↓↓↓

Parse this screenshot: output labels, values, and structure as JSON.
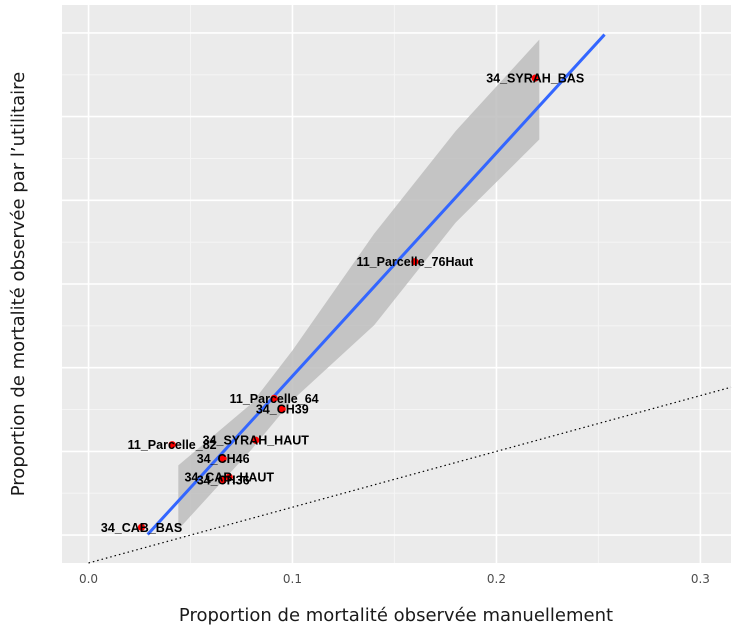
{
  "chart_data": {
    "type": "scatter",
    "title": "",
    "xlabel": "Proportion de mortalité observée manuellement",
    "ylabel": "Proportion de mortalité observée par l’utilitaire",
    "xlim": [
      -0.013,
      0.315
    ],
    "ylim": [
      0.0,
      1.0
    ],
    "x_ticks": [
      0.0,
      0.1,
      0.2,
      0.3
    ],
    "x_tick_labels": [
      "0.0",
      "0.1",
      "0.2",
      "0.3"
    ],
    "y_ticks": [
      0.05,
      0.2,
      0.35,
      0.5,
      0.65,
      0.8,
      0.95
    ],
    "grid": true,
    "background": "#ebebeb",
    "point_color": "#ff0000",
    "fit_color": "#3366ff",
    "ribbon_color": "#bdbdbd",
    "identity_line": "dotted y = x reference",
    "points": [
      {
        "label": "34_SYRAH_BAS",
        "x": 0.219,
        "y": 0.869
      },
      {
        "label": "11_Parcelle_76Haut",
        "x": 0.16,
        "y": 0.54
      },
      {
        "label": "11_Parcelle_64",
        "x": 0.091,
        "y": 0.295
      },
      {
        "label": "34_CH39",
        "x": 0.095,
        "y": 0.276
      },
      {
        "label": "34_SYRAH_HAUT",
        "x": 0.082,
        "y": 0.22
      },
      {
        "label": "11_Parcelle_82",
        "x": 0.041,
        "y": 0.212
      },
      {
        "label": "34_CH46",
        "x": 0.066,
        "y": 0.187
      },
      {
        "label": "34_CAB_HAUT",
        "x": 0.069,
        "y": 0.154
      },
      {
        "label": "34_CH36",
        "x": 0.066,
        "y": 0.149
      },
      {
        "label": "34_CAB_BAS",
        "x": 0.026,
        "y": 0.064
      }
    ],
    "fit_line": {
      "x": [
        0.029,
        0.253
      ],
      "y": [
        0.051,
        0.947
      ]
    },
    "confidence_band": {
      "x": [
        0.044,
        0.08,
        0.1,
        0.14,
        0.18,
        0.221
      ],
      "upper": [
        0.175,
        0.286,
        0.381,
        0.59,
        0.774,
        0.938
      ],
      "lower": [
        0.06,
        0.204,
        0.292,
        0.426,
        0.61,
        0.759
      ]
    },
    "series": [
      {
        "values": [
          0.869,
          0.54,
          0.295,
          0.276,
          0.22,
          0.212,
          0.187,
          0.154,
          0.149,
          0.064
        ]
      }
    ]
  }
}
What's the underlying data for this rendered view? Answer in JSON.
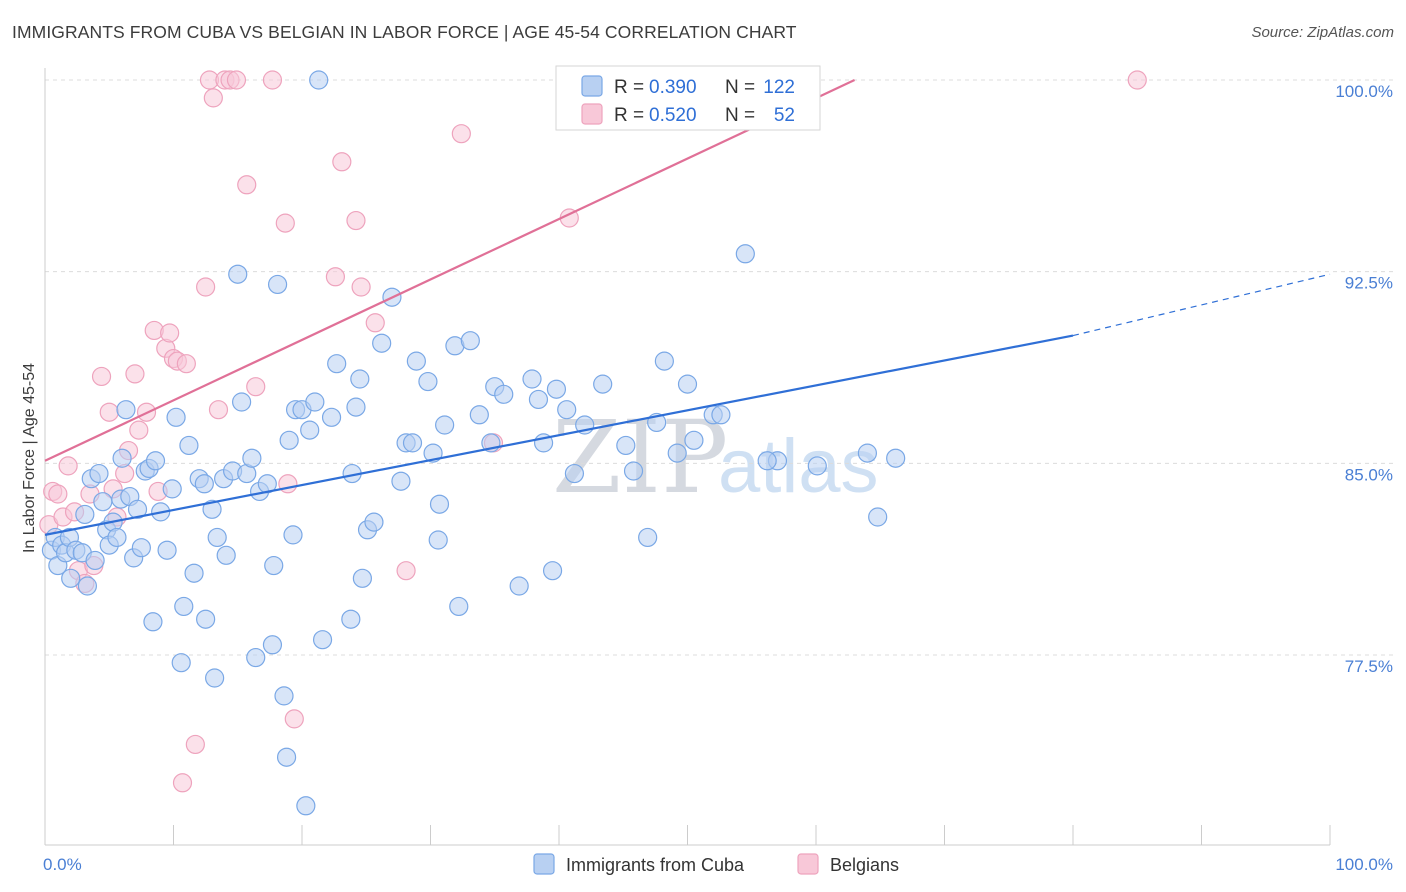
{
  "header": {
    "title": "IMMIGRANTS FROM CUBA VS BELGIAN IN LABOR FORCE | AGE 45-54 CORRELATION CHART",
    "source": "Source: ZipAtlas.com"
  },
  "watermark": {
    "zip": "ZIP",
    "atlas": "atlas"
  },
  "chart_data": {
    "type": "scatter",
    "ylabel": "In Labor Force | Age 45-54",
    "xlim": [
      0,
      100
    ],
    "ylim": [
      71,
      100.5
    ],
    "x_tick_labels": [
      {
        "value": 0,
        "label": "0.0%"
      },
      {
        "value": 100,
        "label": "100.0%"
      }
    ],
    "y_ticks": [
      {
        "value": 77.5,
        "label": "77.5%"
      },
      {
        "value": 85.0,
        "label": "85.0%"
      },
      {
        "value": 92.5,
        "label": "92.5%"
      },
      {
        "value": 100.0,
        "label": "100.0%"
      }
    ],
    "grid": "horizontal dashed",
    "legend_position": "top-center",
    "series": [
      {
        "name": "Immigrants from Cuba",
        "color": "#7aa8e6",
        "fill": "#b8d0f2",
        "line_color": "#2f6fd6",
        "R": "0.390",
        "N": "122",
        "trend": {
          "x0": 0,
          "y0": 82.2,
          "x1": 80,
          "y1": 90.0,
          "dash_to_x": 100,
          "dash_to_y": 92.4
        },
        "points": [
          [
            0.5,
            81.6
          ],
          [
            0.8,
            82.1
          ],
          [
            1.0,
            81.0
          ],
          [
            1.3,
            81.8
          ],
          [
            1.6,
            81.5
          ],
          [
            1.9,
            82.1
          ],
          [
            2.0,
            80.5
          ],
          [
            2.4,
            81.6
          ],
          [
            2.9,
            81.5
          ],
          [
            3.1,
            83.0
          ],
          [
            3.3,
            80.2
          ],
          [
            3.6,
            84.4
          ],
          [
            3.9,
            81.2
          ],
          [
            4.2,
            84.6
          ],
          [
            4.5,
            83.5
          ],
          [
            4.8,
            82.4
          ],
          [
            5.0,
            81.8
          ],
          [
            5.3,
            82.7
          ],
          [
            5.6,
            82.1
          ],
          [
            5.9,
            83.6
          ],
          [
            6.0,
            85.2
          ],
          [
            6.3,
            87.1
          ],
          [
            6.6,
            83.7
          ],
          [
            6.9,
            81.3
          ],
          [
            7.2,
            83.2
          ],
          [
            7.5,
            81.7
          ],
          [
            7.8,
            84.7
          ],
          [
            8.1,
            84.8
          ],
          [
            8.4,
            78.8
          ],
          [
            8.6,
            85.1
          ],
          [
            9.0,
            83.1
          ],
          [
            9.5,
            81.6
          ],
          [
            9.9,
            84.0
          ],
          [
            10.2,
            86.8
          ],
          [
            10.6,
            77.2
          ],
          [
            10.8,
            79.4
          ],
          [
            11.2,
            85.7
          ],
          [
            11.6,
            80.7
          ],
          [
            12.0,
            84.4
          ],
          [
            12.4,
            84.2
          ],
          [
            12.5,
            78.9
          ],
          [
            13.0,
            83.2
          ],
          [
            13.2,
            76.6
          ],
          [
            13.4,
            82.1
          ],
          [
            13.9,
            84.4
          ],
          [
            14.1,
            81.4
          ],
          [
            14.6,
            84.7
          ],
          [
            15.0,
            92.4
          ],
          [
            15.3,
            87.4
          ],
          [
            15.7,
            84.6
          ],
          [
            16.1,
            85.2
          ],
          [
            16.4,
            77.4
          ],
          [
            16.7,
            83.9
          ],
          [
            17.3,
            84.2
          ],
          [
            17.7,
            77.9
          ],
          [
            17.8,
            81.0
          ],
          [
            18.1,
            92.0
          ],
          [
            18.6,
            75.9
          ],
          [
            18.8,
            73.5
          ],
          [
            19.0,
            85.9
          ],
          [
            19.3,
            82.2
          ],
          [
            19.5,
            87.1
          ],
          [
            20.0,
            87.1
          ],
          [
            20.3,
            71.6
          ],
          [
            20.6,
            86.3
          ],
          [
            21.0,
            87.4
          ],
          [
            21.3,
            100.0
          ],
          [
            21.6,
            78.1
          ],
          [
            22.3,
            86.8
          ],
          [
            22.7,
            88.9
          ],
          [
            23.8,
            78.9
          ],
          [
            23.9,
            84.6
          ],
          [
            24.2,
            87.2
          ],
          [
            24.5,
            88.3
          ],
          [
            24.7,
            80.5
          ],
          [
            25.1,
            82.4
          ],
          [
            25.6,
            82.7
          ],
          [
            26.2,
            89.7
          ],
          [
            27.0,
            91.5
          ],
          [
            27.7,
            84.3
          ],
          [
            28.1,
            85.8
          ],
          [
            28.6,
            85.8
          ],
          [
            28.9,
            89.0
          ],
          [
            29.8,
            88.2
          ],
          [
            30.2,
            85.4
          ],
          [
            30.6,
            82.0
          ],
          [
            30.7,
            83.4
          ],
          [
            31.1,
            86.5
          ],
          [
            31.9,
            89.6
          ],
          [
            32.2,
            79.4
          ],
          [
            33.1,
            89.8
          ],
          [
            33.8,
            86.9
          ],
          [
            34.7,
            85.8
          ],
          [
            35.0,
            88.0
          ],
          [
            35.7,
            87.7
          ],
          [
            36.9,
            80.2
          ],
          [
            37.9,
            88.3
          ],
          [
            38.4,
            87.5
          ],
          [
            38.8,
            85.8
          ],
          [
            39.5,
            80.8
          ],
          [
            39.8,
            87.9
          ],
          [
            40.6,
            87.1
          ],
          [
            41.2,
            84.6
          ],
          [
            42.0,
            86.5
          ],
          [
            43.4,
            88.1
          ],
          [
            45.2,
            85.7
          ],
          [
            45.8,
            84.7
          ],
          [
            46.9,
            82.1
          ],
          [
            47.6,
            86.6
          ],
          [
            48.2,
            89.0
          ],
          [
            49.2,
            85.4
          ],
          [
            50.0,
            88.1
          ],
          [
            50.5,
            85.9
          ],
          [
            52.0,
            86.9
          ],
          [
            52.6,
            86.9
          ],
          [
            54.5,
            93.2
          ],
          [
            57.0,
            85.1
          ],
          [
            60.1,
            84.9
          ],
          [
            64.0,
            85.4
          ],
          [
            64.8,
            82.9
          ],
          [
            66.2,
            85.2
          ],
          [
            56.2,
            85.1
          ]
        ]
      },
      {
        "name": "Belgians",
        "color": "#eea3bd",
        "fill": "#f8c8d8",
        "line_color": "#e07097",
        "R": "0.520",
        "N": "52",
        "trend": {
          "x0": 0,
          "y0": 85.1,
          "x1": 63,
          "y1": 100.0
        },
        "points": [
          [
            0.3,
            82.6
          ],
          [
            0.6,
            83.9
          ],
          [
            1.0,
            83.8
          ],
          [
            1.4,
            82.9
          ],
          [
            1.8,
            84.9
          ],
          [
            2.3,
            83.1
          ],
          [
            2.6,
            80.8
          ],
          [
            3.1,
            80.3
          ],
          [
            3.5,
            83.8
          ],
          [
            3.8,
            81.0
          ],
          [
            4.4,
            88.4
          ],
          [
            5.0,
            87.0
          ],
          [
            5.3,
            84.0
          ],
          [
            5.6,
            82.9
          ],
          [
            6.2,
            84.6
          ],
          [
            6.5,
            85.5
          ],
          [
            7.0,
            88.5
          ],
          [
            7.3,
            86.3
          ],
          [
            7.9,
            87.0
          ],
          [
            8.5,
            90.2
          ],
          [
            8.8,
            83.9
          ],
          [
            9.4,
            89.5
          ],
          [
            9.7,
            90.1
          ],
          [
            10.0,
            89.1
          ],
          [
            10.3,
            89.0
          ],
          [
            10.7,
            72.5
          ],
          [
            11.0,
            88.9
          ],
          [
            11.7,
            74.0
          ],
          [
            12.5,
            91.9
          ],
          [
            12.8,
            100.0
          ],
          [
            13.1,
            99.3
          ],
          [
            13.5,
            87.1
          ],
          [
            14.0,
            100.0
          ],
          [
            14.4,
            100.0
          ],
          [
            14.9,
            100.0
          ],
          [
            15.7,
            95.9
          ],
          [
            16.4,
            88.0
          ],
          [
            17.7,
            100.0
          ],
          [
            18.7,
            94.4
          ],
          [
            18.9,
            84.2
          ],
          [
            19.4,
            75.0
          ],
          [
            22.6,
            92.3
          ],
          [
            23.1,
            96.8
          ],
          [
            24.2,
            94.5
          ],
          [
            24.6,
            91.9
          ],
          [
            25.7,
            90.5
          ],
          [
            28.1,
            80.8
          ],
          [
            32.4,
            97.9
          ],
          [
            34.9,
            85.8
          ],
          [
            40.8,
            94.6
          ],
          [
            50.6,
            100.0
          ],
          [
            85.0,
            100.0
          ]
        ]
      }
    ]
  }
}
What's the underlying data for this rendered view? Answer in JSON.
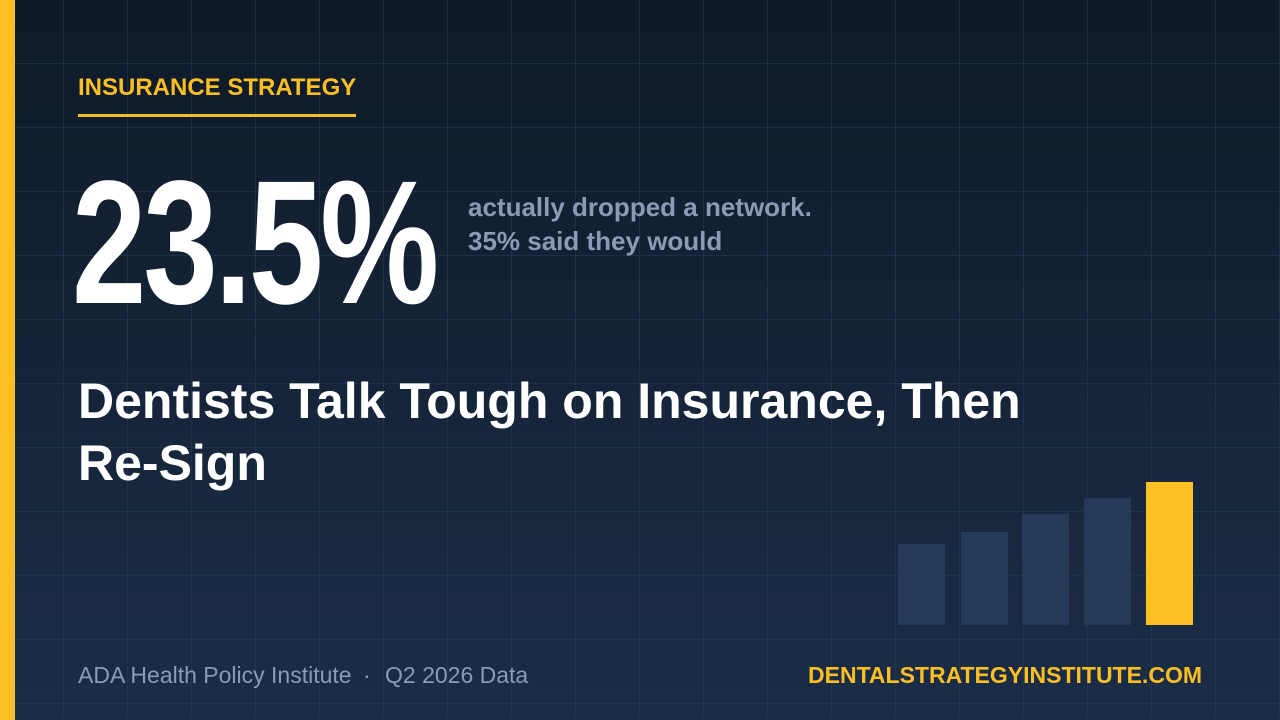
{
  "category": "INSURANCE STRATEGY",
  "stat": {
    "value": "23.5%",
    "lines": [
      "actually dropped a network.",
      "35% said they would"
    ]
  },
  "headline": "Dentists Talk Tough on Insurance, Then Re-Sign",
  "footer": {
    "source": "ADA Health Policy Institute",
    "separator": "·",
    "period": "Q2 2026 Data",
    "website": "DENTALSTRATEGYINSTITUTE.COM"
  }
}
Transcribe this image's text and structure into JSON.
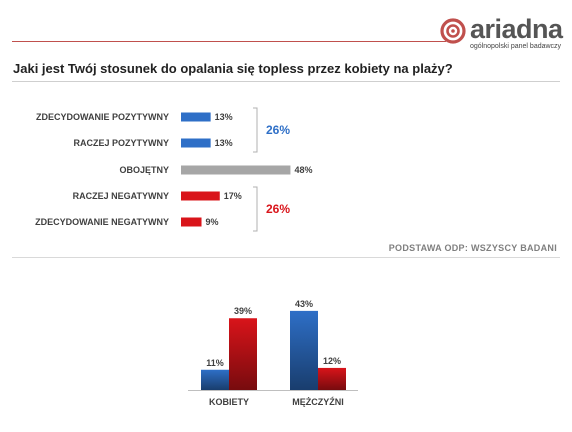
{
  "brand": {
    "name": "ariadna",
    "tagline": "ogólnopolski panel badawczy",
    "color": "#c0504d"
  },
  "question": "Jaki jest Twój stosunek do opalania się topless przez kobiety na plaży?",
  "basis": "PODSTAWA ODP: WSZYSCY BADANI",
  "chart_data": [
    {
      "type": "bar",
      "orientation": "horizontal",
      "categories": [
        "ZDECYDOWANIE POZYTYWNY",
        "RACZEJ POZYTYWNY",
        "OBOJĘTNY",
        "RACZEJ NEGATYWNY",
        "ZDECYDOWANIE NEGATYWNY"
      ],
      "values": [
        13,
        13,
        48,
        17,
        9
      ],
      "labels": [
        "13%",
        "13%",
        "48%",
        "17%",
        "9%"
      ],
      "colors": [
        "#2e6fc7",
        "#2e6fc7",
        "#a6a6a6",
        "#d9141a",
        "#d9141a"
      ],
      "xlim": [
        0,
        100
      ],
      "groups": [
        {
          "label": "26%",
          "from": 0,
          "to": 1,
          "color": "#2e6fc7"
        },
        {
          "label": "26%",
          "from": 3,
          "to": 4,
          "color": "#d9141a"
        }
      ]
    },
    {
      "type": "bar",
      "orientation": "vertical",
      "categories": [
        "KOBIETY",
        "MĘŻCZYŹNI"
      ],
      "series": [
        {
          "values": [
            11,
            43
          ],
          "labels": [
            "11%",
            "43%"
          ],
          "color": "#2e6fc7"
        },
        {
          "values": [
            39,
            12
          ],
          "labels": [
            "39%",
            "12%"
          ],
          "color": "#d9141a"
        }
      ],
      "ylim": [
        0,
        45
      ]
    }
  ]
}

↑↑↑

▶ [SET PROBLEM]: Reproduce each line of the material containing the word "ylabel".

▶ [RESULT BELOW]:
    "ylabel": "Proportion de mortalité observée par l’utilitaire",
    "ylabel": "In Labor Force | Age 45-54",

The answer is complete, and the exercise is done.